Work to do =>
A. From the Shashank Subramanyam piece, translate this sentence into Spanish: "In my case, I used to work on music for more than 10 hours a day, even as a five-year-old."
B. Pick up the Shashank Subramanyam piece after its final sentence and write the next few lines.

Narendra Kusnur's music musings …

Shashank Subramanyam,Flute Artist,in his house,at Mylapore,Chennai,on 4thDec2014.

Shashank Subramanyam in his house,at Mylapore,Chennai

THE audience is dominated by hardcore Carnatic music aficionados. The venue is the prestigious Shanmukhananda Hall in Sion. The date is June 13, and flautist Shashank Subramanyam is ruling the stage.

In his mid-30s, the musician is a picture of immaculate class and perfection. He’s been playing in front of gatherings since the age of six, and at 12, created a still-unbroken record of being the youngest to grace the seniormost slot at the Music Academy, Chennai. Today, he makes the flute sound so effortless, displaying remarkable phrasing and breath control.

He plays non-stop for close to three hours, and the coordination between him and extra-talented violinist Akkarai Subhalakshmi is simply amazing. Mridangam player VV Ramanamurthy and ghatam exponent Tripunithura Radhakrishnan control the rhythm section. All the way, it’s sheer magic.

From the varnam in Kaanada to the Purandara Dasa composition in raga Nata, Thyagharaja creations in ragas Devamruthavarshini and Saramati, and the raagam-taanam-pallavi, Shashank is in total control. He’d have probably gone on playing, if he doesn’t have to catch a flight to Germany later that night.

A few days before his Mumbai concert, Shashank gave this writer an interview. A part of it was published in the June 12 edition of Mid Day, Mumbai, the link to which is pasted below. For all his fans, the following is the complete text of the interview.

What are your observations of the audience for Carnatic music in Mumbai?

Mumbai has a substantial south Indian music loving community that is extremely qualitative. Institutions like Shanmukhananda, Chembur Fine Arts Society and scores of smaller organisations around the city have been promoting Carnatic music concerts and teaching activities during the past 80 years. This gave an opportunity for the non-south Indian audience to also get an exposure to south Indian classical music, with Mumbai becoming a melting pot of south and north Indian music and culture.

In recent years, Mumbai has witnessed many north and south jugalbandi concerts attracting different kinds of audiences. Among the organisers promoting such events, there are Banyan Tree, Idea Jalsa, Pancham Nishad and many others. In my own experience, I have committed listeners both from the north and south of India equally. Factually I have performed more for north Indian organisations in the city of Mumbai.

Let’s look at how your career has evolved. You started playing at the age of six and were hailed as a child prodigy. How did the early attention affect you?

Given the short learning time span for a human being, the focus on one thing takes a toll on other aspects of life. In my case, I used to work on music for more than 10 hours a day, even as a five-year-old. Therefore, my academic achievements became a casualty. Looking back I don’t regret this. Honestly, if one wants to super-specialise, the only way is to begin very young and achieve as quickly as possible to stay put in one’s career for a very long time. There are many examples of this kind of career graph from around the world in many fields, including the arts.

Data provided =>
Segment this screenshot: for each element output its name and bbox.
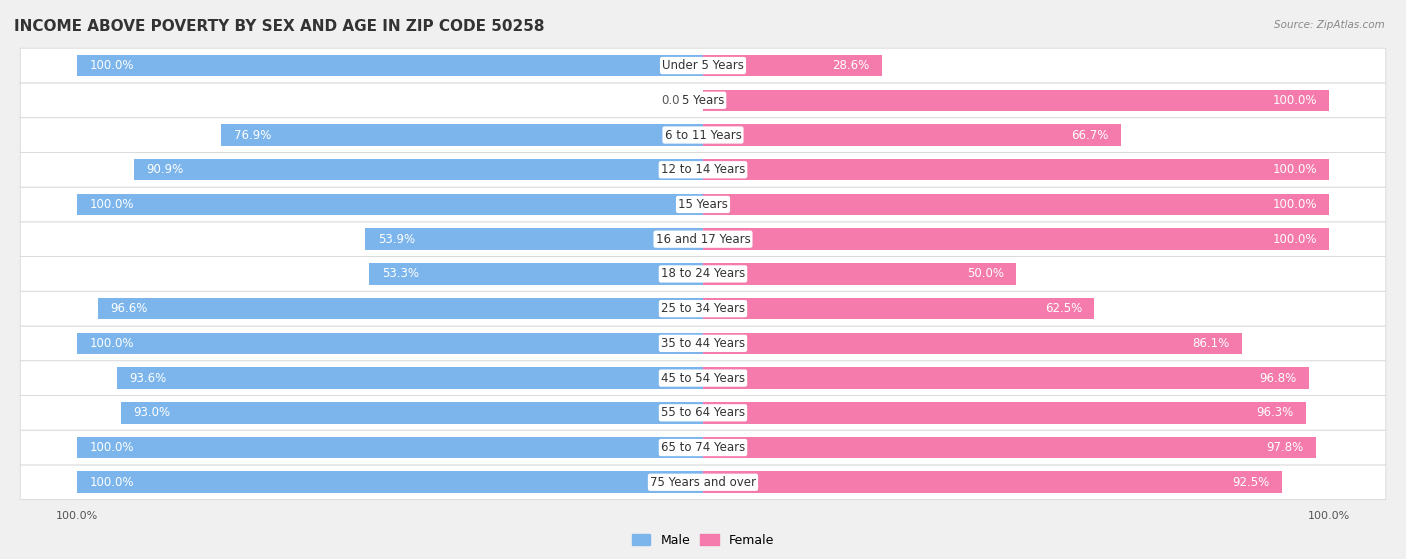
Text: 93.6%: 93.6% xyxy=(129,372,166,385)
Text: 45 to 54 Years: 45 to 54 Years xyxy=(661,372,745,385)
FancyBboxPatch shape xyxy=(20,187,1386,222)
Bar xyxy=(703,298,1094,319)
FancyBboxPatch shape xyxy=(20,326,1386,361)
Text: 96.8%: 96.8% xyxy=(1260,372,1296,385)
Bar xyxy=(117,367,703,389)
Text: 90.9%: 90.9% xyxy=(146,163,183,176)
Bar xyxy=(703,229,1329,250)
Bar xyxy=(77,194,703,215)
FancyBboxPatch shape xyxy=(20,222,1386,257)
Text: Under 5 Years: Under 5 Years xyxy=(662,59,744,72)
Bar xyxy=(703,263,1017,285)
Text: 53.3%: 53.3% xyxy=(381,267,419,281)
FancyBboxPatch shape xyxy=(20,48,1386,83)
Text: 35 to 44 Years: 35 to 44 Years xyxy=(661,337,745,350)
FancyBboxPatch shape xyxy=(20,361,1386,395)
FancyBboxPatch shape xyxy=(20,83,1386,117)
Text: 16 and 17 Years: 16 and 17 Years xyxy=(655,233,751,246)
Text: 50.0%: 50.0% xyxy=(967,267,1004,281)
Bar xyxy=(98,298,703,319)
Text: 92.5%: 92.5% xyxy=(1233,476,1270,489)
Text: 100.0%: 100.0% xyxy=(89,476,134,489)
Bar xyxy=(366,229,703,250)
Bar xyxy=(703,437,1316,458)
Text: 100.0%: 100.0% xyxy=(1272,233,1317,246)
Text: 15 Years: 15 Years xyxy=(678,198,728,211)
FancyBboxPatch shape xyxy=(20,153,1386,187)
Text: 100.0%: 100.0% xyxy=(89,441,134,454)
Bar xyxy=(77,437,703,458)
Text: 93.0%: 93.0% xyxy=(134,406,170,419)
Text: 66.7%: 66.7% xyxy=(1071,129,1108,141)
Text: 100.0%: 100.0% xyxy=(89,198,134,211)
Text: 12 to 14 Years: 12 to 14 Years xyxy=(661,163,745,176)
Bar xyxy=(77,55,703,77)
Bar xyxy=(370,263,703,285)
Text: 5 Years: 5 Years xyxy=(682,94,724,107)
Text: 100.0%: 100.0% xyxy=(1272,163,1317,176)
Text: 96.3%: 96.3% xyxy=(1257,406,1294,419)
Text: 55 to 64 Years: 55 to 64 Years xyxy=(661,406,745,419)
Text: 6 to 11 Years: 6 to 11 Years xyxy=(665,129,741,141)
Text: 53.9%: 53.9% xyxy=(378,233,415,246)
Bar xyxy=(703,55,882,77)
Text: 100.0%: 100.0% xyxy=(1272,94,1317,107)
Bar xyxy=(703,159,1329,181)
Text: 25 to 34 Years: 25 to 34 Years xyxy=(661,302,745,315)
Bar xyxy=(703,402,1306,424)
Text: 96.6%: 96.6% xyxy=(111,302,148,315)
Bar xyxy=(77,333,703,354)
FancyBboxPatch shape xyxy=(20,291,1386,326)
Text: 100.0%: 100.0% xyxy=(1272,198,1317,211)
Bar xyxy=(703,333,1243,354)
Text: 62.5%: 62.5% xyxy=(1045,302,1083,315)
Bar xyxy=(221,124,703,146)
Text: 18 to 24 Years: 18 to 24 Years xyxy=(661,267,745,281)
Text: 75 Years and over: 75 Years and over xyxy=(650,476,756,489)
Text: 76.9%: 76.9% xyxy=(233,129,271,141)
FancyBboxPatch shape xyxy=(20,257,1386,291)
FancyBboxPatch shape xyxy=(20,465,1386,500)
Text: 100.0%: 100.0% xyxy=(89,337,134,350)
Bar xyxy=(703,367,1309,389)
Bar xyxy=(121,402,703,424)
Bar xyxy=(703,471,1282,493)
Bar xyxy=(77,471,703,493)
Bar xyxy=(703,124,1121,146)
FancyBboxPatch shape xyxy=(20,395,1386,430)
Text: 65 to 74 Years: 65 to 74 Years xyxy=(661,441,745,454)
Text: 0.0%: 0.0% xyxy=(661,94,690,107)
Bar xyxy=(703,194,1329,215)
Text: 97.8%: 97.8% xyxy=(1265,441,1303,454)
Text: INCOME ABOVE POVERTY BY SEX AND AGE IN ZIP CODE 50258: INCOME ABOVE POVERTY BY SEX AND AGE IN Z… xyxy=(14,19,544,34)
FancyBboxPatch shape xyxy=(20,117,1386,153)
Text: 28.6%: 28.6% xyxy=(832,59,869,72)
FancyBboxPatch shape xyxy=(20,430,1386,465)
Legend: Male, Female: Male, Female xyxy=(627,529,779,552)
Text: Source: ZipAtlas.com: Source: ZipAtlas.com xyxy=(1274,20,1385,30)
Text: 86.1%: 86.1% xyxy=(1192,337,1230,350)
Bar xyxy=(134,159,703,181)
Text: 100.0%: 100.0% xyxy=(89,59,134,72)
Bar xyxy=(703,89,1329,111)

---

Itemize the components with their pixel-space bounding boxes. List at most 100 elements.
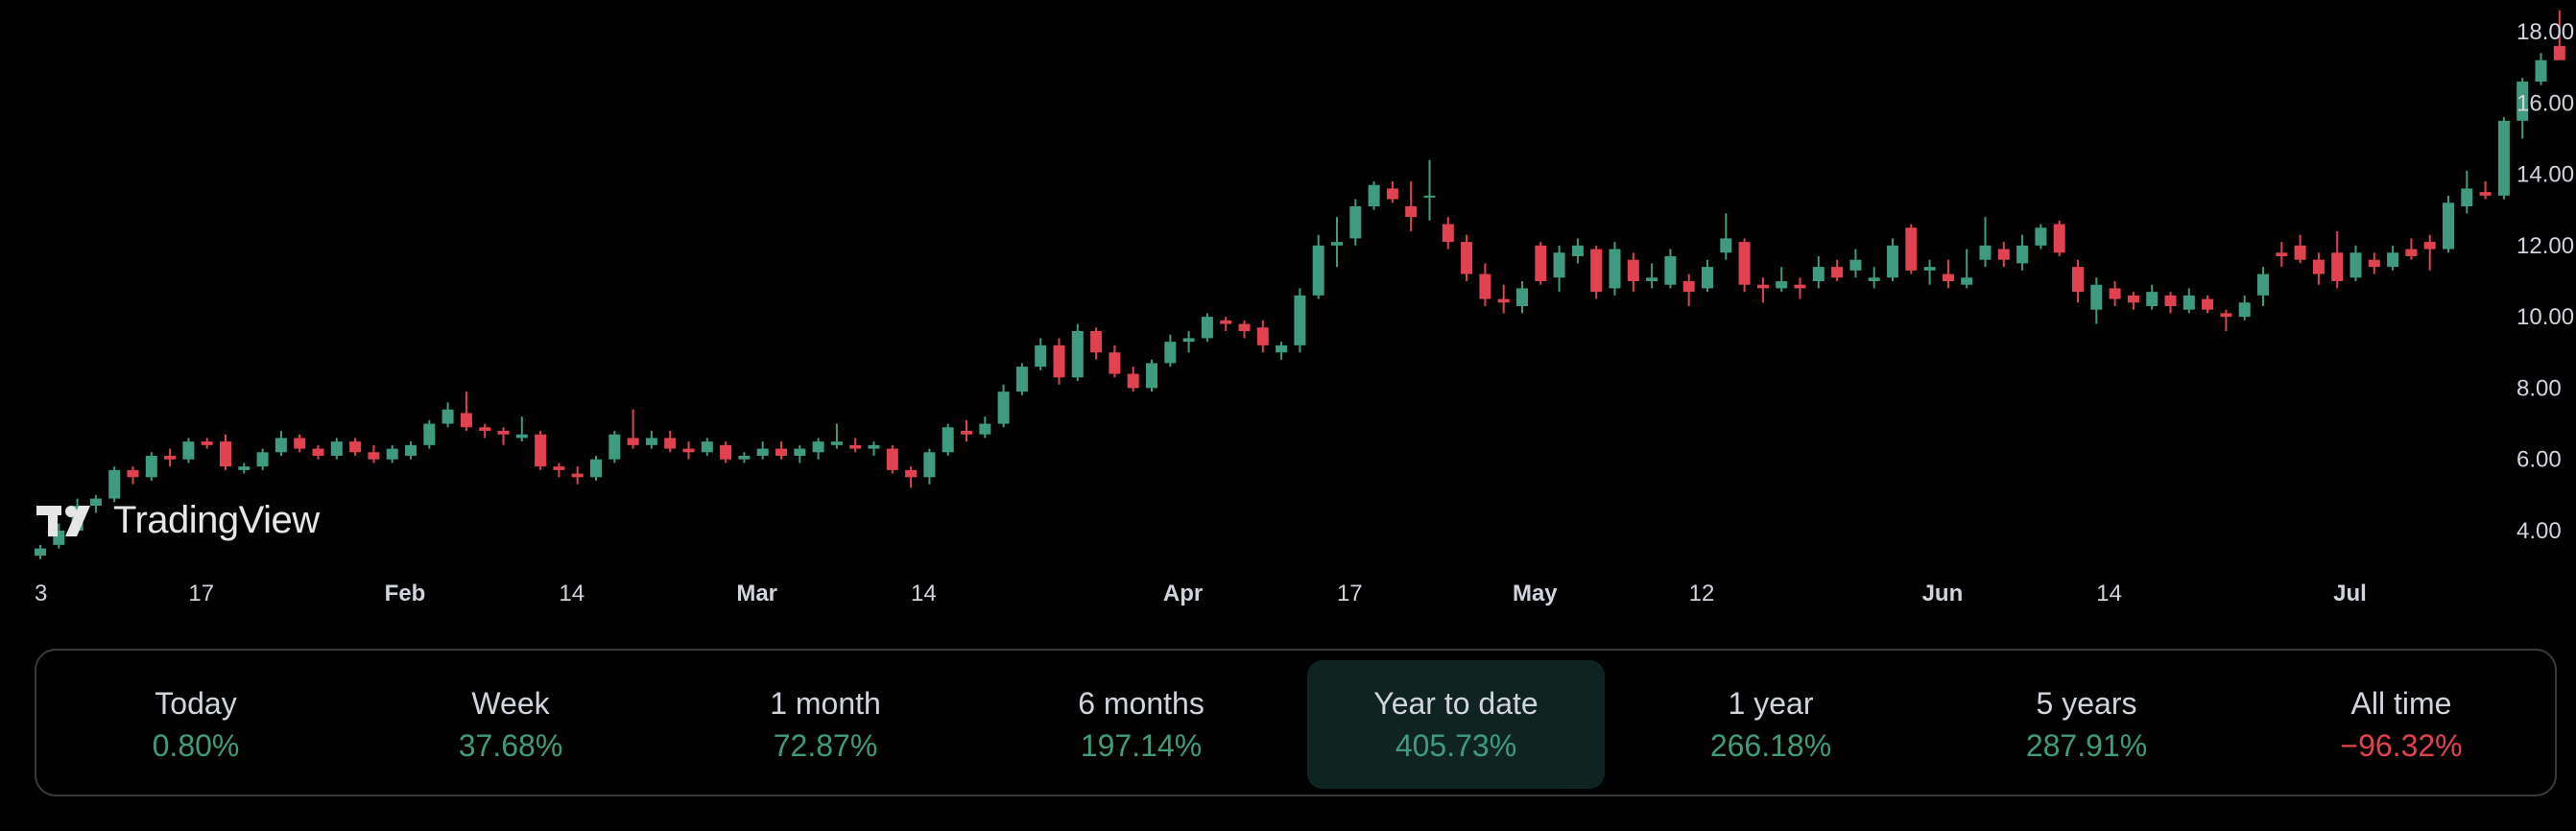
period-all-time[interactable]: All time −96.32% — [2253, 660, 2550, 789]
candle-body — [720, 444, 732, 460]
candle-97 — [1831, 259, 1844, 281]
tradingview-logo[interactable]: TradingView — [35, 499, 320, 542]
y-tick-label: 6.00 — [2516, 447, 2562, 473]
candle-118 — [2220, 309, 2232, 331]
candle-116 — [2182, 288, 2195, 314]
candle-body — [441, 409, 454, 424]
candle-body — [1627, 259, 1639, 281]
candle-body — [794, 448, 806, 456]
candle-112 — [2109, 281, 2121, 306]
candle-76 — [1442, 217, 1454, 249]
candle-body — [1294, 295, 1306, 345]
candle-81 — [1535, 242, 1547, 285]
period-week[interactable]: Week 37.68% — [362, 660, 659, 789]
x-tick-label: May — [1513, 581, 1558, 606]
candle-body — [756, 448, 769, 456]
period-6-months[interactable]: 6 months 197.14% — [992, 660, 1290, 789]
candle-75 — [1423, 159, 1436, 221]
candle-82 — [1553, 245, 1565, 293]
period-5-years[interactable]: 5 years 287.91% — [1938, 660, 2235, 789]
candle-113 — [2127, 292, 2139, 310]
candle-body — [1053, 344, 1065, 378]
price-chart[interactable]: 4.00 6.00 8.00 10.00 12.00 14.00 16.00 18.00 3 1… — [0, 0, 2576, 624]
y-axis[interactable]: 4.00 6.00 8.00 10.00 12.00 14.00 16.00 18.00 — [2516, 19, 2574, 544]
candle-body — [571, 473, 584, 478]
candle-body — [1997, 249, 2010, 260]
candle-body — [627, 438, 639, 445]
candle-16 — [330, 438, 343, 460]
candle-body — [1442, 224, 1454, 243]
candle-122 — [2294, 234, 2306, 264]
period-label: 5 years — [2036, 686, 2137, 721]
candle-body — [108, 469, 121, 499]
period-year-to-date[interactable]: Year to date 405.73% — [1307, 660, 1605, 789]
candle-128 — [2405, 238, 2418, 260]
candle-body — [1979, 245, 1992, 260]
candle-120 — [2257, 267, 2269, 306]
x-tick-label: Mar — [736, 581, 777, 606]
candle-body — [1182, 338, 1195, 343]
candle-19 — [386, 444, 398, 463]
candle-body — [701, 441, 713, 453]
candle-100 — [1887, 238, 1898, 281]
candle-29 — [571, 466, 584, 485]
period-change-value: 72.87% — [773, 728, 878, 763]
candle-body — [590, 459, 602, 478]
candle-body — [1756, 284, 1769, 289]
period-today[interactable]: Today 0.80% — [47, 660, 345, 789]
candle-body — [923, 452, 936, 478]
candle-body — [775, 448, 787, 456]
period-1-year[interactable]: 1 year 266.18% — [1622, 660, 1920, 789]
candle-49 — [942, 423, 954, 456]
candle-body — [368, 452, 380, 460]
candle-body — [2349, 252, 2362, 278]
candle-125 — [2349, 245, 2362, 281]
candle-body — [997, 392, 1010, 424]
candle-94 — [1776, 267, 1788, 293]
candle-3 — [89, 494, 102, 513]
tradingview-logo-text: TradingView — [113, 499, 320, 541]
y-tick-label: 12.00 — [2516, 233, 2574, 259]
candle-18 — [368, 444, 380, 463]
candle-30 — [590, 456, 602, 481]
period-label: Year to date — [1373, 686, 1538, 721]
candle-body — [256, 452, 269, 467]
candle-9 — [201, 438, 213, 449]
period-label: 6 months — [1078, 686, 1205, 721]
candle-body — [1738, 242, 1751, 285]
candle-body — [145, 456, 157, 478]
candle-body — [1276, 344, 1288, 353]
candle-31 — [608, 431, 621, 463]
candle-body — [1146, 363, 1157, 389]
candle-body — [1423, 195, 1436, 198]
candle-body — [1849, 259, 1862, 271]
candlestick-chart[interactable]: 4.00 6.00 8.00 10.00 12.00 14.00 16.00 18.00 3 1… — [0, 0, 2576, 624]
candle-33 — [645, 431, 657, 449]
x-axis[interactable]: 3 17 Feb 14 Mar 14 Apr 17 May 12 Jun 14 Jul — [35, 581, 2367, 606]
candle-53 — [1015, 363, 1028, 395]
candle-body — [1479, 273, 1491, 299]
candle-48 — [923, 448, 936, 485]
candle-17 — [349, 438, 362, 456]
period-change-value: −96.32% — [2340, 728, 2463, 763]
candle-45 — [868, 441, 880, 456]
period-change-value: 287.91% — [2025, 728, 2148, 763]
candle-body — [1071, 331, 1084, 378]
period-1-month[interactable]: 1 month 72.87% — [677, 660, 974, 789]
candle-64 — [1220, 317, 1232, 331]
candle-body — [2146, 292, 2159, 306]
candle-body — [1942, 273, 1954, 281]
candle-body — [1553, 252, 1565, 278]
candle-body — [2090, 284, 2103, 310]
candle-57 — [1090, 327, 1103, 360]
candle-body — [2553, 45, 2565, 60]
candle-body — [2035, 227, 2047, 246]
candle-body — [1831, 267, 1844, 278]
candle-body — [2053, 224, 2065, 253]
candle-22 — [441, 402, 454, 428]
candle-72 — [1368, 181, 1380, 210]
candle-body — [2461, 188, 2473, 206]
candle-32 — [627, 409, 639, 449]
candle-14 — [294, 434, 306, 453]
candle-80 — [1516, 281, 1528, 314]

Solved tasks =>
A. En mi caso, solía trabajar en la música más de 10 horas al día, incluso cuando tenía cinco años.

B.
What made you choose the flute and who were your biggest influences as a child?

My father Subramanyam was an amateur flautist and I mostly learnt watching him practise at home. At the age of six, when I began performing for the general public, my biggest influences were my father who was my first guru, and my vocal gurus Palghat K V Narayanaswamy and others.

As you grew up, were there any special pressures to keep up with the adulation you received as a child?

Although I began performing when I was six, I got into the big circuit at the age of 12 with a performance at the Music Academy, Chennai in the seniormost slot called the ‘sadas’ during the 1990 music season. Since the expectations were sky high, and also considering the fact that I was relatively young, my father contained and restricted my public performances, thereby making sure that I lived up to the expectations of the audience every time I performed. This also ensured that I could continue to develop and evolve as an artiste.

Who have been your favourite flautists?

From amongst the Indian classical flute players, legends T R Mahalingam from the south and Hariprasad Chaurasia from the north are certainly my favourites although I have followed my own instincts and technique to play the instrument.

Besides pure Carnatic music, you’ve performed at various jazz festivals. What line-up of musicians have accompanied you?

I have been a part of many jazz bands from around the world of which my brief association with guitar legend John McLaughlin is worth taking note of. I was a part of the Grammy-nominated album ‘Floating Point’ along with him. I also perform with well-known European bands including The Jungle Orchestra, Blue Lotus and many others. Some of the festivals that I have performed in include the Copenhagen Jazz Festival, Skopje Jazz Festival in Macedonia and Delemont Jazz Festival in Switzerland.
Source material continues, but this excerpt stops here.